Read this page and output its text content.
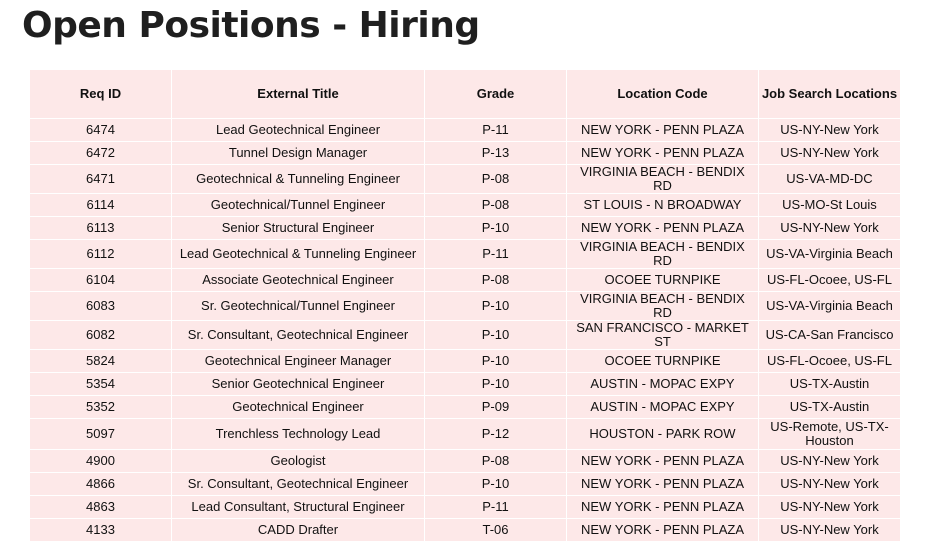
Open Positions - Hiring
Req ID	External Title	Grade	Location Code	Job Search Locations
6474	Lead Geotechnical Engineer	P-11	NEW YORK - PENN PLAZA	US-NY-New York
6472	Tunnel Design Manager	P-13	NEW YORK - PENN PLAZA	US-NY-New York
6471	Geotechnical & Tunneling Engineer	P-08	VIRGINIA BEACH - BENDIX RD	US-VA-MD-DC
6114	Geotechnical/Tunnel Engineer	P-08	ST LOUIS - N BROADWAY	US-MO-St Louis
6113	Senior Structural Engineer	P-10	NEW YORK - PENN PLAZA	US-NY-New York
6112	Lead Geotechnical & Tunneling Engineer	P-11	VIRGINIA BEACH - BENDIX RD	US-VA-Virginia Beach
6104	Associate Geotechnical Engineer	P-08	OCOEE TURNPIKE	US-FL-Ocoee, US-FL
6083	Sr. Geotechnical/Tunnel Engineer	P-10	VIRGINIA BEACH - BENDIX RD	US-VA-Virginia Beach
6082	Sr. Consultant, Geotechnical Engineer	P-10	SAN FRANCISCO - MARKET ST	US-CA-San Francisco
5824	Geotechnical Engineer Manager	P-10	OCOEE TURNPIKE	US-FL-Ocoee, US-FL
5354	Senior Geotechnical Engineer	P-10	AUSTIN - MOPAC EXPY	US-TX-Austin
5352	Geotechnical Engineer	P-09	AUSTIN - MOPAC EXPY	US-TX-Austin
5097	Trenchless Technology Lead	P-12	HOUSTON - PARK ROW	US-Remote, US-TX-Houston
4900	Geologist	P-08	NEW YORK - PENN PLAZA	US-NY-New York
4866	Sr. Consultant, Geotechnical Engineer	P-10	NEW YORK - PENN PLAZA	US-NY-New York
4863	Lead Consultant, Structural Engineer	P-11	NEW YORK - PENN PLAZA	US-NY-New York
4133	CADD Drafter	T-06	NEW YORK - PENN PLAZA	US-NY-New York
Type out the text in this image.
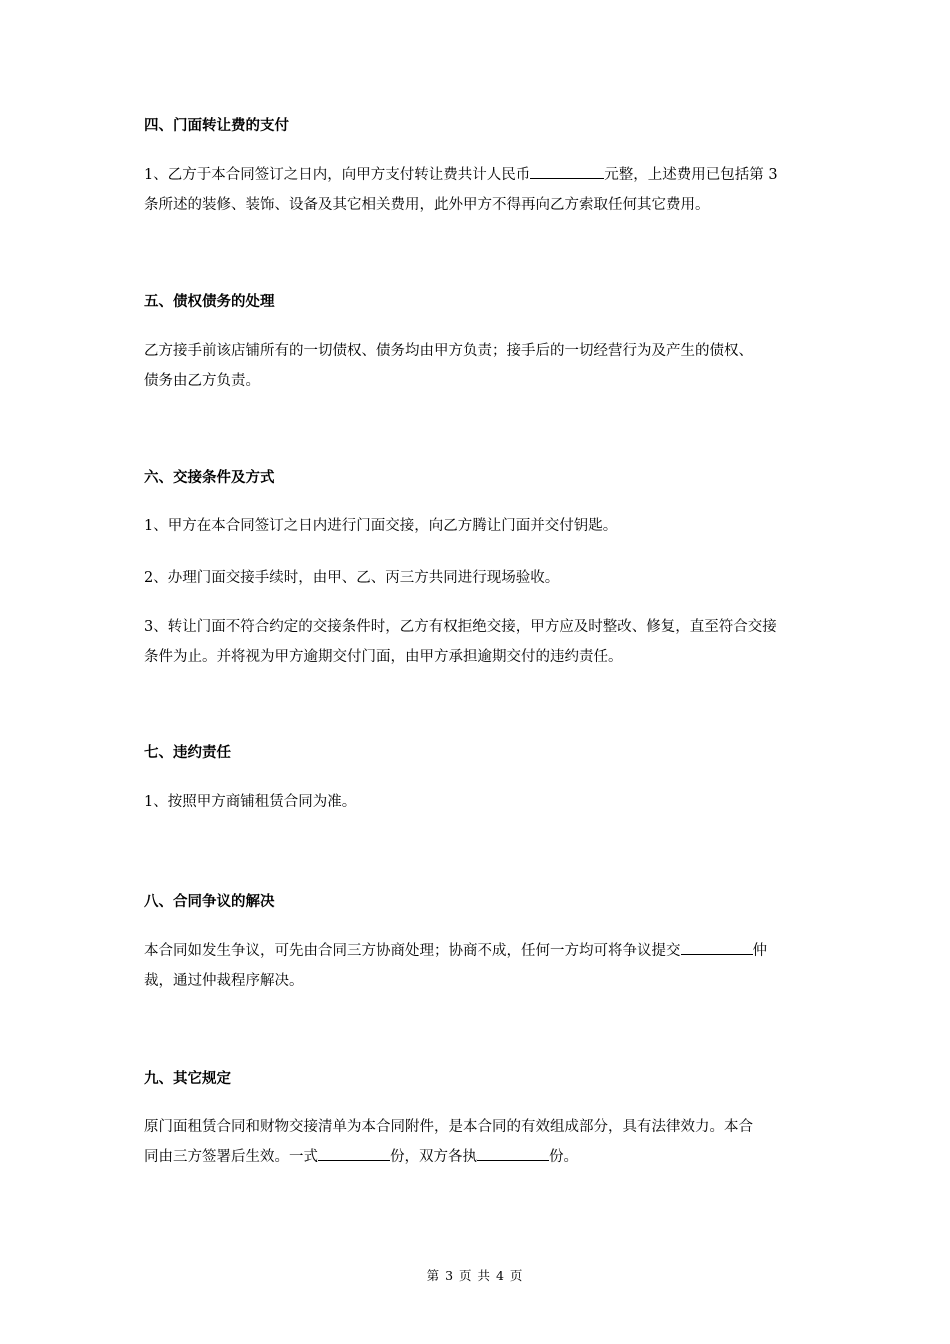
四、门面转让费的支付
1、乙方于本合同签订之日内，向甲方支付转让费共计人民币	元整，上述费用已包括第 3
条所述的装修、装饰、设备及其它相关费用，此外甲方不得再向乙方索取任何其它费用。
五、债权债务的处理
乙方接手前该店铺所有的一切债权、债务均由甲方负责；接手后的一切经营行为及产生的债权、
债务由乙方负责。
六、交接条件及方式
1、甲方在本合同签订之日内进行门面交接，向乙方腾让门面并交付钥匙。
2、办理门面交接手续时，由甲、乙、丙三方共同进行现场验收。
3、转让门面不符合约定的交接条件时，乙方有权拒绝交接，甲方应及时整改、修复，直至符合交接
条件为止。并将视为甲方逾期交付门面，由甲方承担逾期交付的违约责任。
七、违约责任
1、按照甲方商铺租赁合同为准。
八、合同争议的解决
本合同如发生争议，可先由合同三方协商处理；协商不成，任何一方均可将争议提交	仲
裁，通过仲裁程序解决。
九、其它规定
原门面租赁合同和财物交接清单为本合同附件，是本合同的有效组成部分，具有法律效力。本合
同由三方签署后生效。一式	份，双方各执	份。
第 3 页 共 4 页
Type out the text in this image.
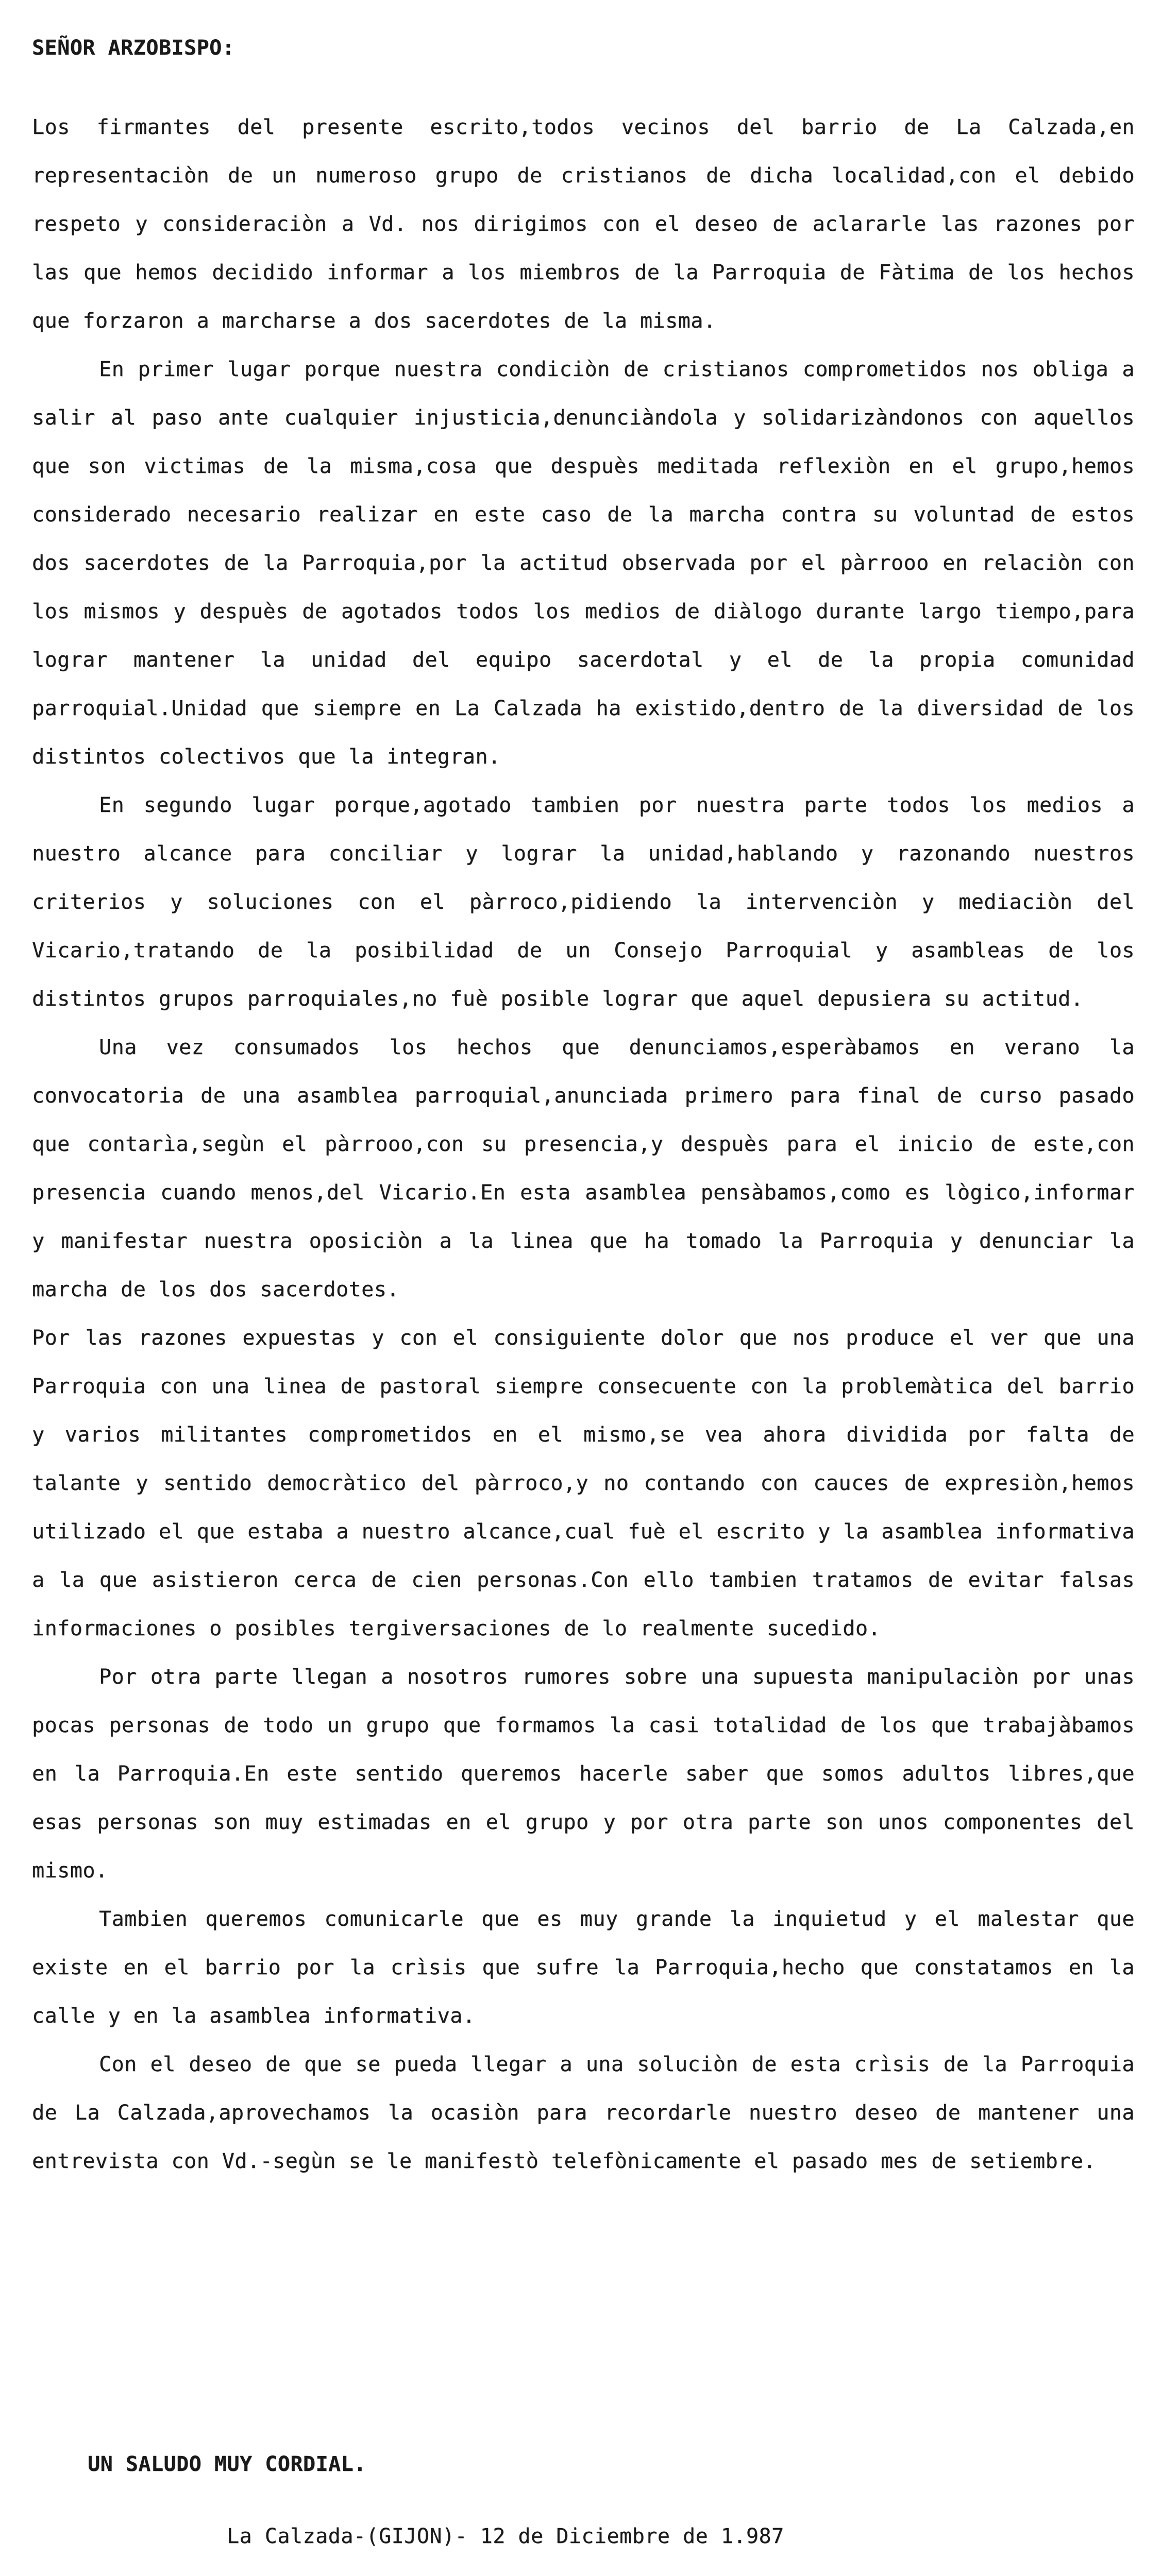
SEÑOR ARZOBISPO:

Los firmantes del presente escrito,todos vecinos del barrio de La Calzada,en representaciòn de un numeroso grupo de cristianos de dicha localidad,con el debido respeto y consideraciòn a Vd. nos dirigimos con el deseo de aclararle las razones por las que hemos decidido informar a los miembros de la Parroquia de Fàtima de los hechos que forzaron a marcharse a dos sacerdotes de la misma.

En primer lugar porque nuestra condiciòn de cristianos comprometidos nos obliga a salir al paso ante cualquier injusticia,denunciàndola y solidarizàndonos con aquellos que son victimas de la misma,cosa que despuès meditada reflexiòn en el grupo,hemos considerado necesario realizar en este caso de la marcha contra su voluntad de estos dos sacerdotes de la Parroquia,por la actitud observada por el pàrrooo en relaciòn con los mismos y despuès de agotados todos los medios de diàlogo durante largo tiempo,para lograr mantener la unidad del equipo sacerdotal y el de la propia comunidad parroquial.Unidad que siempre en La Calzada ha existido,dentro de la diversidad de los distintos colectivos que la integran.

En segundo lugar porque,agotado tambien por nuestra parte todos los medios a nuestro alcance para conciliar y lograr la unidad,hablando y razonando nuestros criterios y soluciones con el pàrroco,pidiendo la intervenciòn y mediaciòn del Vicario,tratando de la posibilidad de un Consejo Parroquial y asambleas de los distintos grupos parroquiales,no fuè posible lograr que aquel depusiera su actitud.

Una vez consumados los hechos que denunciamos,esperàbamos en verano la convocatoria de una asamblea parroquial,anunciada primero para final de curso pasado que contarìa,segùn el pàrrooo,con su presencia,y despuès para el inicio de este,con presencia cuando menos,del Vicario.En esta asamblea pensàbamos,como es lògico,informar y manifestar nuestra oposiciòn a la linea que ha tomado la Parroquia y denunciar la marcha de los dos sacerdotes.

Por las razones expuestas y con el consiguiente dolor que nos produce el ver que una Parroquia con una linea de pastoral siempre consecuente con la problemàtica del barrio y varios militantes comprometidos en el mismo,se vea ahora dividida por falta de talante y sentido democràtico del pàrroco,y no contando con cauces de expresiòn,hemos utilizado el que estaba a nuestro alcance,cual fuè el escrito y la asamblea informativa a la que asistieron cerca de cien personas.Con ello tambien tratamos de evitar falsas informaciones o posibles tergiversaciones de lo realmente sucedido.

Por otra parte llegan a nosotros rumores sobre una supuesta manipulaciòn por unas pocas personas de todo un grupo que formamos la casi totalidad de los que trabajàbamos en la Parroquia.En este sentido queremos hacerle saber que somos adultos libres,que esas personas son muy estimadas en el grupo y por otra parte son unos componentes del mismo.

Tambien queremos comunicarle que es muy grande la inquietud y el malestar que existe en el barrio por la crìsis que sufre la Parroquia,hecho que constatamos en la calle y en la asamblea informativa.

Con el deseo de que se pueda llegar a una soluciòn de esta crìsis de la Parroquia de La Calzada,aprovechamos la ocasiòn para recordarle nuestro deseo de mantener una entrevista con Vd.-segùn se le manifestò telefònicamente el pasado mes de setiembre.

UN SALUDO MUY CORDIAL.
La Calzada-(GIJON)- 12 de Diciembre de 1.987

* Set exercise *
Write out the entries above word for word. Do not include the pictures.

* Solution *
Read this page and output its text content.
Open Positions - Hiring
Req ID	External Title	Grade	Location Code	Job Search Locations
6474	Lead Geotechnical Engineer	P-11	NEW YORK - PENN PLAZA	US-NY-New York
6472	Tunnel Design Manager	P-13	NEW YORK - PENN PLAZA	US-NY-New York
6471	Geotechnical & Tunneling Engineer	P-08	VIRGINIA BEACH - BENDIX RD	US-VA-MD-DC
6114	Geotechnical/Tunnel Engineer	P-08	ST LOUIS - N BROADWAY	US-MO-St Louis
6113	Senior Structural Engineer	P-10	NEW YORK - PENN PLAZA	US-NY-New York
6112	Lead Geotechnical & Tunneling Engineer	P-11	VIRGINIA BEACH - BENDIX RD	US-VA-Virginia Beach
6104	Associate Geotechnical Engineer	P-08	OCOEE TURNPIKE	US-FL-Ocoee, US-FL
6083	Sr. Geotechnical/Tunnel Engineer	P-10	VIRGINIA BEACH - BENDIX RD	US-VA-Virginia Beach
6082	Sr. Consultant, Geotechnical Engineer	P-10	SAN FRANCISCO - MARKET ST	US-CA-San Francisco
5824	Geotechnical Engineer Manager	P-10	OCOEE TURNPIKE	US-FL-Ocoee, US-FL
5354	Senior Geotechnical Engineer	P-10	AUSTIN - MOPAC EXPY	US-TX-Austin
5352	Geotechnical Engineer	P-09	AUSTIN - MOPAC EXPY	US-TX-Austin
5097	Trenchless Technology Lead	P-12	HOUSTON - PARK ROW	US-Remote, US-TX-Houston
4900	Geologist	P-08	NEW YORK - PENN PLAZA	US-NY-New York
4866	Sr. Consultant, Geotechnical Engineer	P-10	NEW YORK - PENN PLAZA	US-NY-New York
4863	Lead Consultant, Structural Engineer	P-11	NEW YORK - PENN PLAZA	US-NY-New York
4133	CADD Drafter	T-06	NEW YORK - PENN PLAZA	US-NY-New York
Type out the text in this image.
四、门面转让费的支付
1、乙方于本合同签订之日内，向甲方支付转让费共计人民币	元整，上述费用已包括第 3
条所述的装修、装饰、设备及其它相关费用，此外甲方不得再向乙方索取任何其它费用。
五、债权债务的处理
乙方接手前该店铺所有的一切债权、债务均由甲方负责；接手后的一切经营行为及产生的债权、
债务由乙方负责。
六、交接条件及方式
1、甲方在本合同签订之日内进行门面交接，向乙方腾让门面并交付钥匙。
2、办理门面交接手续时，由甲、乙、丙三方共同进行现场验收。
3、转让门面不符合约定的交接条件时，乙方有权拒绝交接，甲方应及时整改、修复，直至符合交接
条件为止。并将视为甲方逾期交付门面，由甲方承担逾期交付的违约责任。
七、违约责任
1、按照甲方商铺租赁合同为准。
八、合同争议的解决
本合同如发生争议，可先由合同三方协商处理；协商不成，任何一方均可将争议提交	仲
裁，通过仲裁程序解决。
九、其它规定
原门面租赁合同和财物交接清单为本合同附件，是本合同的有效组成部分，具有法律效力。本合
同由三方签署后生效。一式	份，双方各执	份。
第 3 页 共 4 页
Type out the text in this image.
SEÑOR ARZOBISPO:

Los firmantes del presente escrito,todos vecinos del barrio de La Calzada,en representaciòn de un numeroso grupo de cristianos de dicha localidad,con el debido respeto y consideraciòn a Vd. nos dirigimos con el deseo de aclararle las razones por las que hemos decidido informar a los miembros de la Parroquia de Fàtima de los hechos que forzaron a marcharse a dos sacerdotes de la misma.

En primer lugar porque nuestra condiciòn de cristianos comprometidos nos obliga a salir al paso ante cualquier injusticia,denunciàndola y solidarizàndonos con aquellos que son victimas de la misma,cosa que despuès meditada reflexiòn en el grupo,hemos considerado necesario realizar en este caso de la marcha contra su voluntad de estos dos sacerdotes de la Parroquia,por la actitud observada por el pàrrooo en relaciòn con los mismos y despuès de agotados todos los medios de diàlogo durante largo tiempo,para lograr mantener la unidad del equipo sacerdotal y el de la propia comunidad parroquial.Unidad que siempre en La Calzada ha existido,dentro de la diversidad de los distintos colectivos que la integran.

En segundo lugar porque,agotado tambien por nuestra parte todos los medios a nuestro alcance para conciliar y lograr la unidad,hablando y razonando nuestros criterios y soluciones con el pàrroco,pidiendo la intervenciòn y mediaciòn del Vicario,tratando de la posibilidad de un Consejo Parroquial y asambleas de los distintos grupos parroquiales,no fuè posible lograr que aquel depusiera su actitud.

Una vez consumados los hechos que denunciamos,esperàbamos en verano la convocatoria de una asamblea parroquial,anunciada primero para final de curso pasado que contarìa,segùn el pàrrooo,con su presencia,y despuès para el inicio de este,con presencia cuando menos,del Vicario.En esta asamblea pensàbamos,como es lògico,informar y manifestar nuestra oposiciòn a la linea que ha tomado la Parroquia y denunciar la marcha de los dos sacerdotes.

Por las razones expuestas y con el consiguiente dolor que nos produce el ver que una Parroquia con una linea de pastoral siempre consecuente con la problemàtica del barrio y varios militantes comprometidos en el mismo,se vea ahora dividida por falta de talante y sentido democràtico del pàrroco,y no contando con cauces de expresiòn,hemos utilizado el que estaba a nuestro alcance,cual fuè el escrito y la asamblea informativa a la que asistieron cerca de cien personas.Con ello tambien tratamos de evitar falsas informaciones o posibles tergiversaciones de lo realmente sucedido.

Por otra parte llegan a nosotros rumores sobre una supuesta manipulaciòn por unas pocas personas de todo un grupo que formamos la casi totalidad de los que trabajàbamos en la Parroquia.En este sentido queremos hacerle saber que somos adultos libres,que esas personas son muy estimadas en el grupo y por otra parte son unos componentes del mismo.

Tambien queremos comunicarle que es muy grande la inquietud y el malestar que existe en el barrio por la crìsis que sufre la Parroquia,hecho que constatamos en la calle y en la asamblea informativa.

Con el deseo de que se pueda llegar a una soluciòn de esta crìsis de la Parroquia de La Calzada,aprovechamos la ocasiòn para recordarle nuestro deseo de mantener una entrevista con Vd.-segùn se le manifestò telefònicamente el pasado mes de setiembre.

UN SALUDO MUY CORDIAL.
La Calzada-(GIJON)- 12 de Diciembre de 1.987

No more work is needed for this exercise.